## PASSAGE TO READ

Location
- 363 Doctor Ivo Ferreira St. Tacuarembó, Tacuarembó Department Uruguay
- Coordinates: 31°42′53″S 55°59′13″W﻿ / ﻿31.7146°S 55.9869°W

Information
- Other name: Liceo No. 1 de Tacuarembó
- Type: Public secondary
- Established: 1912
- Gender: Coeducational

= Liceo Ildefonso Pablo Estévez =

Liceo Ildefonso Pablo Estévez is a public secondary school in Tacuarembó, Uruguay. Officially designated Liceo No. 1 of Tacuarembó, it provides upper secondary education, serving students in the first through third years of Educación Media Superior, corresponding to the final three years of secondary education (grades 10 to 12).

## LISTED RECORDS
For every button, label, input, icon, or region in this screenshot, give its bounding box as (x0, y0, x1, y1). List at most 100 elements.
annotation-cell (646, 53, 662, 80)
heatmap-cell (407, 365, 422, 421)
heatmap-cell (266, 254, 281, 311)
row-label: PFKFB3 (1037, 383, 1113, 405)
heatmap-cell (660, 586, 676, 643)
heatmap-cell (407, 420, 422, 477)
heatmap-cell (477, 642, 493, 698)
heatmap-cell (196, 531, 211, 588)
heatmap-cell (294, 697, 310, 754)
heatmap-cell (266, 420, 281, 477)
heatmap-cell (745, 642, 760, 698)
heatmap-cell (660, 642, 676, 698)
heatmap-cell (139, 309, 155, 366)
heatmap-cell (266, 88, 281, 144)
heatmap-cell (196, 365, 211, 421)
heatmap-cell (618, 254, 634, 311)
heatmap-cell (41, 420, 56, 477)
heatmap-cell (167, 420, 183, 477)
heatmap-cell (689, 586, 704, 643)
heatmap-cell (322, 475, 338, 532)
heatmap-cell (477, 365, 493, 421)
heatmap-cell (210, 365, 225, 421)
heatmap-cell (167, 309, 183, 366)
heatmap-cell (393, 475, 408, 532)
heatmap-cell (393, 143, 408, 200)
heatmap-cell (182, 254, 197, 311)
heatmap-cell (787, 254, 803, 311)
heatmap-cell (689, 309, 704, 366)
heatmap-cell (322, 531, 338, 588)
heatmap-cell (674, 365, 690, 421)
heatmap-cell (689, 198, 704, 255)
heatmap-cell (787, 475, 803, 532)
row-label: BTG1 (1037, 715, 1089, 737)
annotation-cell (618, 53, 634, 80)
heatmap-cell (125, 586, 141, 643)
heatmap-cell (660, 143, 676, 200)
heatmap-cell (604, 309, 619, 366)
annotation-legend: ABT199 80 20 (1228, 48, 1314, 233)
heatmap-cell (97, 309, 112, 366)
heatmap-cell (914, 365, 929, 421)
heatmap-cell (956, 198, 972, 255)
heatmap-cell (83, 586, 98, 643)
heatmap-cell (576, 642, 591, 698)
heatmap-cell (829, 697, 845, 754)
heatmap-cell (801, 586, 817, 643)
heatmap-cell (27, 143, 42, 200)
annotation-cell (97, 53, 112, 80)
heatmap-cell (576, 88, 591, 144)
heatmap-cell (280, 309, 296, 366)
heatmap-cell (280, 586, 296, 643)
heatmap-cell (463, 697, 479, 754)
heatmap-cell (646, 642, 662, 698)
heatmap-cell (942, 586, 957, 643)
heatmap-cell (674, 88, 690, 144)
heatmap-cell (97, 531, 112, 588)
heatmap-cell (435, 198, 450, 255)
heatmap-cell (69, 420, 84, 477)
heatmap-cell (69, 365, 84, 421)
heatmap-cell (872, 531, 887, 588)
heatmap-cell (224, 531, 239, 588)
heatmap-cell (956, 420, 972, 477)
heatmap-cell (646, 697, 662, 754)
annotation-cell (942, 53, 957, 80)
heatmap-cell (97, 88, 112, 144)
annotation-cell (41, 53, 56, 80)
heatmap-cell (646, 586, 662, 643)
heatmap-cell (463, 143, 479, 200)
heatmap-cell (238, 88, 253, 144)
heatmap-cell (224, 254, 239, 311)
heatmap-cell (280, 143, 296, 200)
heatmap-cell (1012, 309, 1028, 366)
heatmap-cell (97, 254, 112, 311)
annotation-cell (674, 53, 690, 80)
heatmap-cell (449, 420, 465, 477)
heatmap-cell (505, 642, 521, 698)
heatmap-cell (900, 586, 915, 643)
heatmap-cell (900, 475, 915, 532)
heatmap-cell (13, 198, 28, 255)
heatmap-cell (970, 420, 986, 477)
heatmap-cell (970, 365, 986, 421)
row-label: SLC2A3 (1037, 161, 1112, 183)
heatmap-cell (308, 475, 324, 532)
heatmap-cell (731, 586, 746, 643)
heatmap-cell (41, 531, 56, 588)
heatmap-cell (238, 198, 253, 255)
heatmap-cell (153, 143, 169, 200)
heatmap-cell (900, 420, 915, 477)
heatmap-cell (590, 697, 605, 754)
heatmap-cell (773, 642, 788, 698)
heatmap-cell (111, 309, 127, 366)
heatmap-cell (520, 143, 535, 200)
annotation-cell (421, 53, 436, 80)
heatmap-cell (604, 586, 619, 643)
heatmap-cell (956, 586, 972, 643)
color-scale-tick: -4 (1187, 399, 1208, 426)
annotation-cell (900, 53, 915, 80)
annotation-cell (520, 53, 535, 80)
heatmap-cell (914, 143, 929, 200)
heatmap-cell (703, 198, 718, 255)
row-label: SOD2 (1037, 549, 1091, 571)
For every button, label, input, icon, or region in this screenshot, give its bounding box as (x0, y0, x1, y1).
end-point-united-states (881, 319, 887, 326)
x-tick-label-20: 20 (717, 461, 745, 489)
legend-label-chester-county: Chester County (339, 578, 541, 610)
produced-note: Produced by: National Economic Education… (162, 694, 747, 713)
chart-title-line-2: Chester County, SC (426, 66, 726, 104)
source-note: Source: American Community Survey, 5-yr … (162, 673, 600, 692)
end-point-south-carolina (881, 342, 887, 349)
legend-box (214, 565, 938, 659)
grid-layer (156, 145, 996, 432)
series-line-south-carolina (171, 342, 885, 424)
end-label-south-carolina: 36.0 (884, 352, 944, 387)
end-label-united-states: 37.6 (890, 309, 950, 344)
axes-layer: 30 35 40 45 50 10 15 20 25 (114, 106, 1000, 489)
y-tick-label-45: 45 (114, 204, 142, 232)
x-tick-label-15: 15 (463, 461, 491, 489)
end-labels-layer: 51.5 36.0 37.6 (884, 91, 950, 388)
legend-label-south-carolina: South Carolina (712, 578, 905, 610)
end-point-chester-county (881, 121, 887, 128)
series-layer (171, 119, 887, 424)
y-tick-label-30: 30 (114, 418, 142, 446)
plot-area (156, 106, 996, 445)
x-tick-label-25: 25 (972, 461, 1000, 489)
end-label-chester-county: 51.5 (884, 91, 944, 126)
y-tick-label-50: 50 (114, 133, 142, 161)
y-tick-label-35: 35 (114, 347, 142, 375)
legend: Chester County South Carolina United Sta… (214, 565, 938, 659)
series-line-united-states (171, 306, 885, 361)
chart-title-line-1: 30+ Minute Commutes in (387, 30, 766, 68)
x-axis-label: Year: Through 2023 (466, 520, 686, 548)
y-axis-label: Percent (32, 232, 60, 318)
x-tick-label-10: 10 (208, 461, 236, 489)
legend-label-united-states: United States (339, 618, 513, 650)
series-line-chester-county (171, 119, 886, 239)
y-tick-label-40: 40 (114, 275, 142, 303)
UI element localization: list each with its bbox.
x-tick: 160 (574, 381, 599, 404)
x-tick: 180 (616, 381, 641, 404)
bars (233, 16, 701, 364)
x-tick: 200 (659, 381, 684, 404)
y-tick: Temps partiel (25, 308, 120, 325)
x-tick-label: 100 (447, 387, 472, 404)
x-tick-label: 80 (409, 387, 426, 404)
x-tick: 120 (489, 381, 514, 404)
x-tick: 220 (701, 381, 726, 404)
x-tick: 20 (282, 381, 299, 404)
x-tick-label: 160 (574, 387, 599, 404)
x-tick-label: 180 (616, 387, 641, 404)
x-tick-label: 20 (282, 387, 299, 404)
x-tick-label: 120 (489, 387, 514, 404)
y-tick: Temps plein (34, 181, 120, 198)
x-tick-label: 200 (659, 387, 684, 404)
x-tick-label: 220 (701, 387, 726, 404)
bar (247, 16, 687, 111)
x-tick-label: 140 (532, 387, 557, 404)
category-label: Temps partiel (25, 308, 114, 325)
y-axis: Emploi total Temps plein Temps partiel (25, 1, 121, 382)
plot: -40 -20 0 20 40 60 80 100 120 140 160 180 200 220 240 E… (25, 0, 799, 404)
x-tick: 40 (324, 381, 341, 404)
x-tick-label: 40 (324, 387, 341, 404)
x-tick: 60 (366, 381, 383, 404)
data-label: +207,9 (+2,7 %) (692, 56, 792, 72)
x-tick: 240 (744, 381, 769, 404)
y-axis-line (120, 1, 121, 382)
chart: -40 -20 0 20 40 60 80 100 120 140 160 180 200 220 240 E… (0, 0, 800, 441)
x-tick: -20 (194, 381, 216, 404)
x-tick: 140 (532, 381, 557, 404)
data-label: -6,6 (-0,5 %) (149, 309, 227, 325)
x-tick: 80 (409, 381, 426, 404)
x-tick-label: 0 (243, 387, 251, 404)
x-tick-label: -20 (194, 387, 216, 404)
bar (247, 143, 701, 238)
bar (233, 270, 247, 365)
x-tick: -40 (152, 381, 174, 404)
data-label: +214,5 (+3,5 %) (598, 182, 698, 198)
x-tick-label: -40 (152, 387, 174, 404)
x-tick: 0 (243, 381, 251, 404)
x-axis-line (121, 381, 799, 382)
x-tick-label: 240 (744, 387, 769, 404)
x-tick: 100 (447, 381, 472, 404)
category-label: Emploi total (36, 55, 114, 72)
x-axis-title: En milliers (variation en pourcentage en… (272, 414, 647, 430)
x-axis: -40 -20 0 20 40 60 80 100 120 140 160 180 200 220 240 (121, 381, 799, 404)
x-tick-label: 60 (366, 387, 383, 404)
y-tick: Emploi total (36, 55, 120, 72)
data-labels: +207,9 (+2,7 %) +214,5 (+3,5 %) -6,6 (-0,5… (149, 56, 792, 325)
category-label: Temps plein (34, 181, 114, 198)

## REQUIRED ACTIONS
1. According to the profile of Liceo Ildefonso Pablo Estévez, in what year was the school established?
2. Repeat the portion of the profile of Liceo Ildefonso Pablo Estévez starting with "Information" and going on through "(grades 10 to 12).".
3. Carry on the profile of Liceo Ildefonso Pablo Estévez from its last sentence.
The listing was drawn from a separate source unrelated to the profile of Liceo Ildefonso Pablo Estévez.

## PER-TASK ANSWERS
1. 1912

2.
Information
- Other name: Liceo No. 1 de Tacuarembó
- Type: Public secondary
- Established: 1912
- Gender: Coeducational

= Liceo Ildefonso Pablo Estévez =

Liceo Ildefonso Pablo Estévez is a public secondary school in Tacuarembó, Uruguay. Officially designated Liceo No. 1 of Tacuarembó, it provides upper secondary education, serving students in the first through third years of Educación Media Superior, corresponding to the final three years of secondary education (grades 10 to 12).

3.
== History ==
The Liceo N.º 1 de Tacuarembó was established under the Law on the Creation of Departmental Lyceums enacted on 5 January 1912, during the administration of President José Batlle y Ordóñez, which provided for the establishment of secondary schools in the capitals of Uruguay’s departments as part of a broader policy aimed at decentralizing secondary education in the country. The institution began its academic activities on 8 April 1912 in a building located at the intersection of 18 de Julio and General Artigas streets, under the direction of Principal José Pol Santandreu.

In 1934, owing to a growing student population, the institution relocated to larger premises. Further increases in enrollment led to the inauguration of its current building in 1956. In 1989, the school was formally granted the name Ildefonso P. Estévez by law.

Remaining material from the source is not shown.